### ENTRIES ###

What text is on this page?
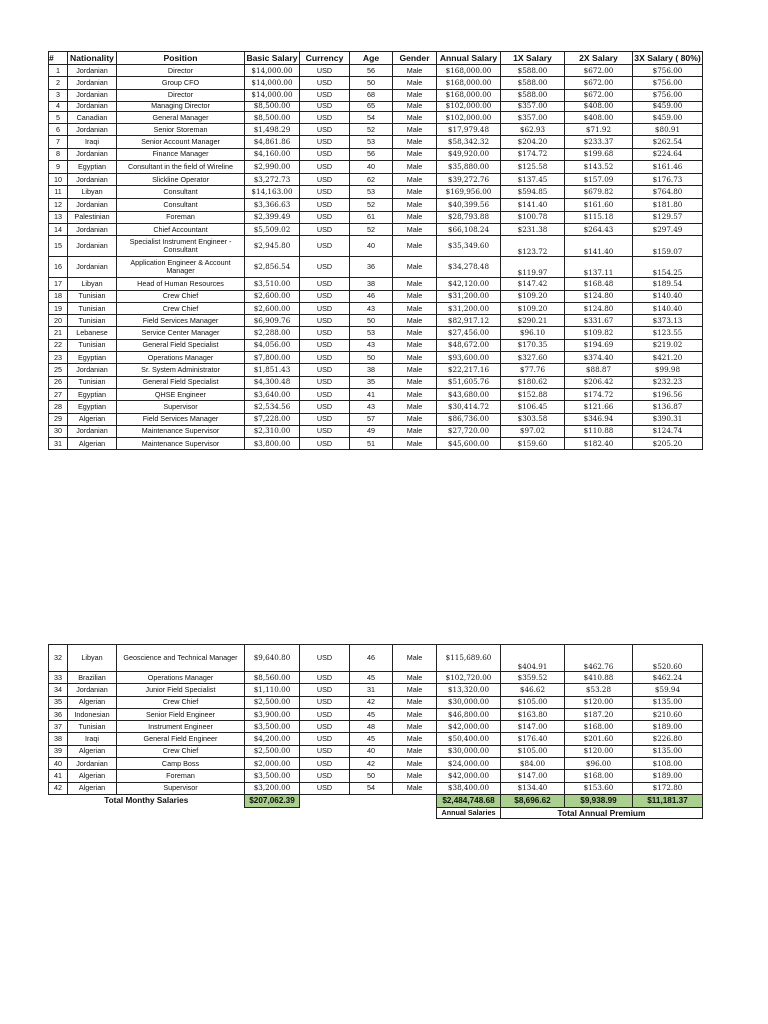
#	Nationality	Position	Basic Salary	Currency	Age	Gender	Annual Salary	1X Salary	2X Salary	3X Salary ( 80%)
1	Jordanian	Director	$14,000.00	USD	56	Male	$168,000.00	$588.00	$672.00	$756.00
2	Jordanian	Group CFO	$14,000.00	USD	50	Male	$168,000.00	$588.00	$672.00	$756.00
3	Jordanian	Director	$14,000.00	USD	68	Male	$168,000.00	$588.00	$672.00	$756.00
4	Jordanian	Managing Director	$8,500.00	USD	65	Male	$102,000.00	$357.00	$408.00	$459.00
5	Canadian	General Manager	$8,500.00	USD	54	Male	$102,000.00	$357.00	$408.00	$459.00
6	Jordanian	Senior Storeman	$1,498.29	USD	52	Male	$17,979.48	$62.93	$71.92	$80.91
7	Iraqi	Senior Account Manager	$4,861.86	USD	53	Male	$58,342.32	$204.20	$233.37	$262.54
8	Jordanian	Finance Manager	$4,160.00	USD	56	Male	$49,920.00	$174.72	$199.68	$224.64
9	Egyptian	Consultant in the field of Wireline	$2,990.00	USD	40	Male	$35,880.00	$125.58	$143.52	$161.46
10	Jordanian	Slickline Operator	$3,272.73	USD	62	Male	$39,272.76	$137.45	$157.09	$176.73
11	Libyan	Consultant	$14,163.00	USD	53	Male	$169,956.00	$594.85	$679.82	$764.80
12	Jordanian	Consultant	$3,366.63	USD	52	Male	$40,399.56	$141.40	$161.60	$181.80
13	Palestinian	Foreman	$2,399.49	USD	61	Male	$28,793.88	$100.78	$115.18	$129.57
14	Jordanian	Chief Accountant	$5,509.02	USD	52	Male	$66,108.24	$231.38	$264.43	$297.49
15	Jordanian	Specialist Instrument Engineer - Consultant	$2,945.80	USD	40	Male	$35,349.60	$123.72	$141.40	$159.07
16	Jordanian	Application Engineer & Account Manager	$2,856.54	USD	36	Male	$34,278.48	$119.97	$137.11	$154.25
17	Libyan	Head of Human Resources	$3,510.00	USD	38	Male	$42,120.00	$147.42	$168.48	$189.54
18	Tunisian	Crew Chief	$2,600.00	USD	46	Male	$31,200.00	$109.20	$124.80	$140.40
19	Tunisian	Crew Chief	$2,600.00	USD	43	Male	$31,200.00	$109.20	$124.80	$140.40
20	Tunisian	Field Services Manager	$6,909.76	USD	50	Male	$82,917.12	$290.21	$331.67	$373.13
21	Lebanese	Service Center Manager	$2,288.00	USD	53	Male	$27,456.00	$96.10	$109.82	$123.55
22	Tunisian	General Field Specialist	$4,056.00	USD	43	Male	$48,672.00	$170.35	$194.69	$219.02
23	Egyptian	Operations Manager	$7,800.00	USD	50	Male	$93,600.00	$327.60	$374.40	$421.20
25	Jordanian	Sr. System Administrator	$1,851.43	USD	38	Male	$22,217.16	$77.76	$88.87	$99.98
26	Tunisian	General Field Specialist	$4,300.48	USD	35	Male	$51,605.76	$180.62	$206.42	$232.23
27	Egyptian	QHSE Engineer	$3,640.00	USD	41	Male	$43,680.00	$152.88	$174.72	$196.56
28	Egyptian	Supervisor	$2,534.56	USD	43	Male	$30,414.72	$106.45	$121.66	$136.87
29	Algerian	Field Services Manager	$7,228.00	USD	57	Male	$86,736.00	$303.58	$346.94	$390.31
30	Jordanian	Maintenance Supervisor	$2,310.00	USD	49	Male	$27,720.00	$97.02	$110.88	$124.74
31	Algerian	Maintenance Supervisor	$3,800.00	USD	51	Male	$45,600.00	$159.60	$182.40	$205.20
32	Libyan	Geoscience and Technical Manager	$9,640.80	USD	46	Male	$115,689.60	$404.91	$462.76	$520.60
33	Brazilian	Operations Manager	$8,560.00	USD	45	Male	$102,720.00	$359.52	$410.88	$462.24
34	Jordanian	Junior Field Specialist	$1,110.00	USD	31	Male	$13,320.00	$46.62	$53.28	$59.94
35	Algerian	Crew Chief	$2,500.00	USD	42	Male	$30,000.00	$105.00	$120.00	$135.00
36	Indonesian	Senior Field Engineer	$3,900.00	USD	45	Male	$46,800.00	$163.80	$187.20	$210.60
37	Tunisian	Instrument Engineer	$3,500.00	USD	48	Male	$42,000.00	$147.00	$168.00	$189.00
38	Iraqi	General Field Engineer	$4,200.00	USD	45	Male	$50,400.00	$176.40	$201.60	$226.80
39	Algerian	Crew Chief	$2,500.00	USD	40	Male	$30,000.00	$105.00	$120.00	$135.00
40	Jordanian	Camp Boss	$2,000.00	USD	42	Male	$24,000.00	$84.00	$96.00	$108.00
41	Algerian	Foreman	$3,500.00	USD	50	Male	$42,000.00	$147.00	$168.00	$189.00
42	Algerian	Supervisor	$3,200.00	USD	54	Male	$38,400.00	$134.40	$153.60	$172.80
Total Monthy Salaries			$207,062.39				$2,484,748.68	$8,696.62	$9,938.99	$11,181.37
							Annual Salaries	Total Annual Premium		
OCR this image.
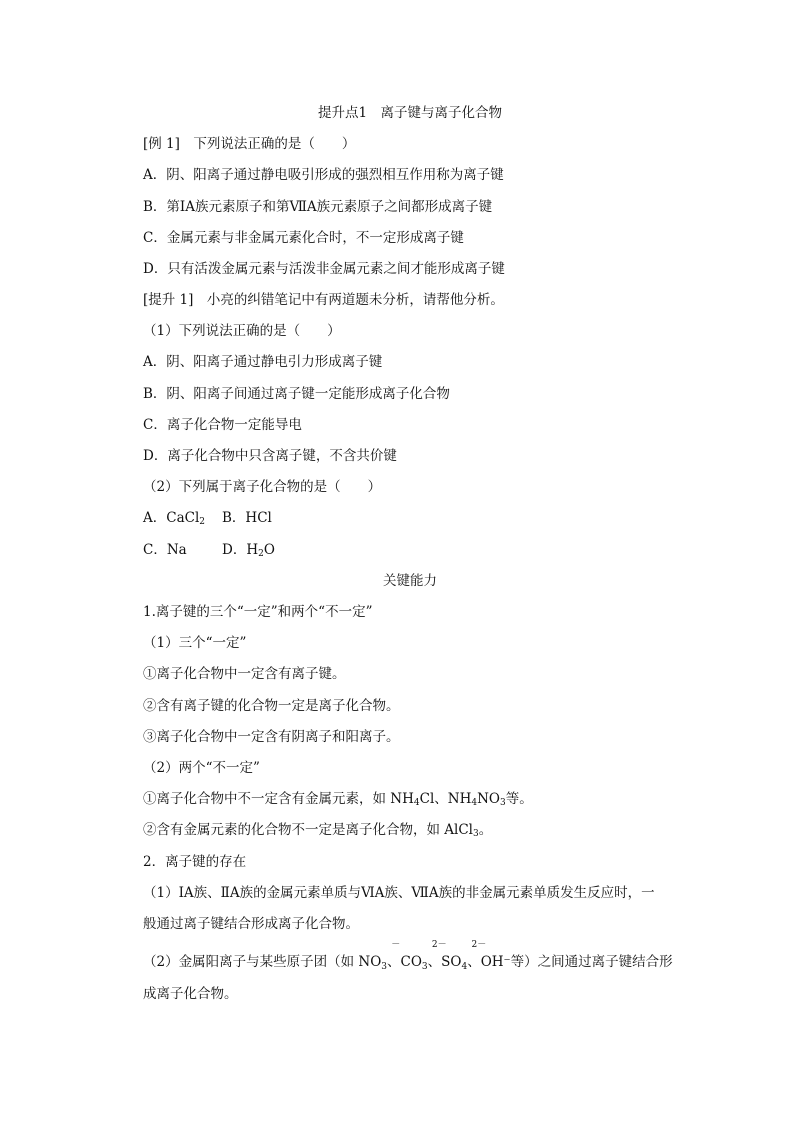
提升点1　离子键与离子化合物
[例 1]　下列说法正确的是（　　）
A．阴、阳离子通过静电吸引形成的强烈相互作用称为离子键
B．第ⅠA族元素原子和第ⅦA族元素原子之间都形成离子键
C．金属元素与非金属元素化合时，不一定形成离子键
D．只有活泼金属元素与活泼非金属元素之间才能形成离子键
[提升 1]　小亮的纠错笔记中有两道题未分析，请帮他分析。
（1）下列说法正确的是（　　）
A．阴、阳离子通过静电引力形成离子键
B．阴、阳离子间通过离子键一定能形成离子化合物
C．离子化合物一定能导电
D．离子化合物中只含离子键，不含共价键
（2）下列属于离子化合物的是（　　）
A．CaCl$_2$ B．HCl
C．Na	D．$H_2O$
关键能力
1.离子键的三个“一定”和两个“不一定”
（1）三个“一定”
①离子化合物中一定含有离子键。
②含有离子键的化合物一定是离子化合物。
③离子化合物中一定含有阴离子和阳离子。
（2）两个“不一定”
①离子化合物中不一定含有金属元素，如 $NH_4Cl$、$NH_4NO_3$等。
②含有金属元素的化合物不一定是离子化合物，如 AlCl$_3$。
2．离子键的存在
（1）ⅠA族、ⅡA族的金属元素单质与ⅥA族、ⅦA族的非金属元素单质发生反应时，一
般通过离子键结合形成离子化合物。
（2）金属阳离子与某些原子团（如 NO
－
$_3$、CO
2－
$_3$、SO
2－
$_4$、OH⁻等）之间通过离子键结合形
成离子化合物。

###

-- TASK INSTRUCTIONS --
Tally the lines above that contain the word "Foreman", and reply with only the number.

-- SOLUTION TO THIS EXERCISE --
2